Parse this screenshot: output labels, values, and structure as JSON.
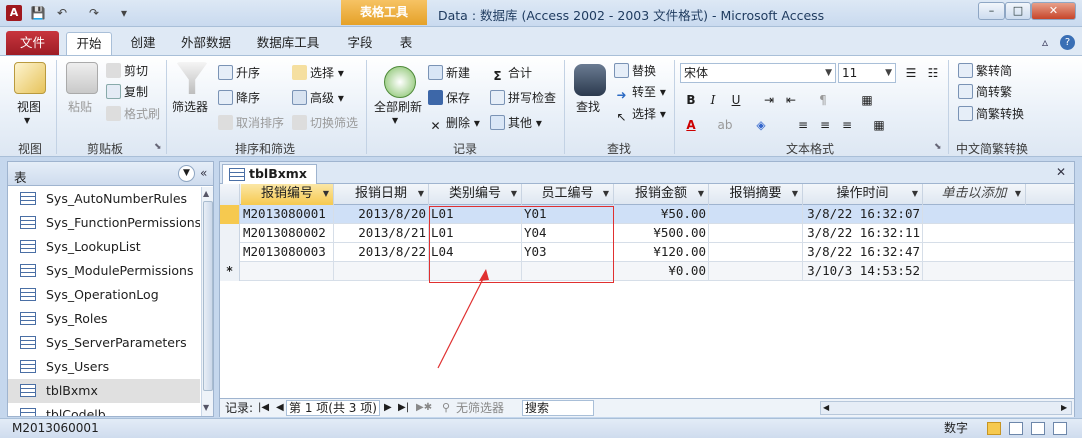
{
  "window": {
    "app_icon": "A",
    "context_tab_title": "表格工具",
    "title": "Data : 数据库 (Access 2002 - 2003 文件格式) - Microsoft Access",
    "controls": {
      "minimize": "–",
      "maximize": "□",
      "close": "✕"
    }
  },
  "qat": {
    "save": "💾",
    "undo": "↶",
    "redo": "↷",
    "customize": "▾"
  },
  "ribbon_tabs": {
    "file": "文件",
    "tabs": [
      "开始",
      "创建",
      "外部数据",
      "数据库工具",
      "字段",
      "表"
    ],
    "active": "开始",
    "minimize": "▵",
    "help": "?"
  },
  "ribbon": {
    "view": {
      "label": "视图",
      "group": "视图"
    },
    "clipboard": {
      "paste": "粘贴",
      "cut": "剪切",
      "copy": "复制",
      "format_painter": "格式刷",
      "group": "剪贴板"
    },
    "sort_filter": {
      "filter": "筛选器",
      "ascending": "升序",
      "descending": "降序",
      "remove_sort": "取消排序",
      "selection": "选择",
      "advanced": "高级",
      "toggle_filter": "切换筛选",
      "group": "排序和筛选"
    },
    "records": {
      "refresh_all": "全部刷新",
      "new": "新建",
      "save": "保存",
      "delete": "删除",
      "totals": "合计",
      "spelling": "拼写检查",
      "more": "其他",
      "group": "记录"
    },
    "find": {
      "find": "查找",
      "replace": "替换",
      "goto": "转至",
      "select": "选择",
      "group": "查找"
    },
    "text_format": {
      "font": "宋体",
      "size": "11",
      "bold": "B",
      "italic": "I",
      "underline": "U",
      "group": "文本格式"
    },
    "chinese_conv": {
      "to_trad_simp": "繁转简",
      "to_simp": "简转繁",
      "convert": "简繁转换",
      "group": "中文简繁转换"
    }
  },
  "nav_pane": {
    "title": "表",
    "items": [
      {
        "label": "Sys_AutoNumberRules"
      },
      {
        "label": "Sys_FunctionPermissions"
      },
      {
        "label": "Sys_LookupList"
      },
      {
        "label": "Sys_ModulePermissions"
      },
      {
        "label": "Sys_OperationLog"
      },
      {
        "label": "Sys_Roles"
      },
      {
        "label": "Sys_ServerParameters"
      },
      {
        "label": "Sys_Users"
      },
      {
        "label": "tblBxmx"
      },
      {
        "label": "tblCodelb"
      }
    ],
    "selected": "tblBxmx"
  },
  "document": {
    "tab": "tblBxmx",
    "columns": [
      "报销编号",
      "报销日期",
      "类别编号",
      "员工编号",
      "报销金额",
      "报销摘要",
      "操作时间",
      "单击以添加"
    ],
    "rows": [
      {
        "id": "M2013080001",
        "date": "2013/8/20",
        "category": "L01",
        "employee": "Y01",
        "amount": "¥50.00",
        "summary": "",
        "time": "3/8/22 16:32:07"
      },
      {
        "id": "M2013080002",
        "date": "2013/8/21",
        "category": "L01",
        "employee": "Y04",
        "amount": "¥500.00",
        "summary": "",
        "time": "3/8/22 16:32:11"
      },
      {
        "id": "M2013080003",
        "date": "2013/8/22",
        "category": "L04",
        "employee": "Y03",
        "amount": "¥120.00",
        "summary": "",
        "time": "3/8/22 16:32:47"
      }
    ],
    "new_row": {
      "marker": "*",
      "amount": "¥0.00",
      "time": "3/10/3 14:53:52"
    }
  },
  "record_bar": {
    "label": "记录:",
    "position": "第 1 项(共 3 项)",
    "filter": "无筛选器",
    "search": "搜索"
  },
  "status_bar": {
    "left": "M2013060001",
    "mode": "数字"
  },
  "colors": {
    "accent_red": "#e03030",
    "file_tab": "#b22a33",
    "selected_row": "#cfe0f7",
    "header_highlight": "#f6c94f"
  }
}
■ ■ ■
Repeat all of the entries word for word, but omit the pictures.

→ Reply:
Parse this screenshot: output labels, values, and structure as JSON.
{
  "window": {
    "app_icon": "A",
    "context_tab_title": "表格工具",
    "title": "Data : 数据库 (Access 2002 - 2003 文件格式) - Microsoft Access",
    "controls": {
      "minimize": "–",
      "maximize": "□",
      "close": "✕"
    }
  },
  "qat": {
    "save": "💾",
    "undo": "↶",
    "redo": "↷",
    "customize": "▾"
  },
  "ribbon_tabs": {
    "file": "文件",
    "tabs": [
      "开始",
      "创建",
      "外部数据",
      "数据库工具",
      "字段",
      "表"
    ],
    "active": "开始",
    "minimize": "▵",
    "help": "?"
  },
  "ribbon": {
    "view": {
      "label": "视图",
      "group": "视图"
    },
    "clipboard": {
      "paste": "粘贴",
      "cut": "剪切",
      "copy": "复制",
      "format_painter": "格式刷",
      "group": "剪贴板"
    },
    "sort_filter": {
      "filter": "筛选器",
      "ascending": "升序",
      "descending": "降序",
      "remove_sort": "取消排序",
      "selection": "选择",
      "advanced": "高级",
      "toggle_filter": "切换筛选",
      "group": "排序和筛选"
    },
    "records": {
      "refresh_all": "全部刷新",
      "new": "新建",
      "save": "保存",
      "delete": "删除",
      "totals": "合计",
      "spelling": "拼写检查",
      "more": "其他",
      "group": "记录"
    },
    "find": {
      "find": "查找",
      "replace": "替换",
      "goto": "转至",
      "select": "选择",
      "group": "查找"
    },
    "text_format": {
      "font": "宋体",
      "size": "11",
      "bold": "B",
      "italic": "I",
      "underline": "U",
      "group": "文本格式"
    },
    "chinese_conv": {
      "to_trad_simp": "繁转简",
      "to_simp": "简转繁",
      "convert": "简繁转换",
      "group": "中文简繁转换"
    }
  },
  "nav_pane": {
    "title": "表",
    "items": [
      {
        "label": "Sys_AutoNumberRules"
      },
      {
        "label": "Sys_FunctionPermissions"
      },
      {
        "label": "Sys_LookupList"
      },
      {
        "label": "Sys_ModulePermissions"
      },
      {
        "label": "Sys_OperationLog"
      },
      {
        "label": "Sys_Roles"
      },
      {
        "label": "Sys_ServerParameters"
      },
      {
        "label": "Sys_Users"
      },
      {
        "label": "tblBxmx"
      },
      {
        "label": "tblCodelb"
      }
    ],
    "selected": "tblBxmx"
  },
  "document": {
    "tab": "tblBxmx",
    "columns": [
      "报销编号",
      "报销日期",
      "类别编号",
      "员工编号",
      "报销金额",
      "报销摘要",
      "操作时间",
      "单击以添加"
    ],
    "rows": [
      {
        "id": "M2013080001",
        "date": "2013/8/20",
        "category": "L01",
        "employee": "Y01",
        "amount": "¥50.00",
        "summary": "",
        "time": "3/8/22 16:32:07"
      },
      {
        "id": "M2013080002",
        "date": "2013/8/21",
        "category": "L01",
        "employee": "Y04",
        "amount": "¥500.00",
        "summary": "",
        "time": "3/8/22 16:32:11"
      },
      {
        "id": "M2013080003",
        "date": "2013/8/22",
        "category": "L04",
        "employee": "Y03",
        "amount": "¥120.00",
        "summary": "",
        "time": "3/8/22 16:32:47"
      }
    ],
    "new_row": {
      "marker": "*",
      "amount": "¥0.00",
      "time": "3/10/3 14:53:52"
    }
  },
  "record_bar": {
    "label": "记录:",
    "position": "第 1 项(共 3 项)",
    "filter": "无筛选器",
    "search": "搜索"
  },
  "status_bar": {
    "left": "M2013060001",
    "mode": "数字"
  },
  "colors": {
    "accent_red": "#e03030",
    "file_tab": "#b22a33",
    "selected_row": "#cfe0f7",
    "header_highlight": "#f6c94f"
  }
}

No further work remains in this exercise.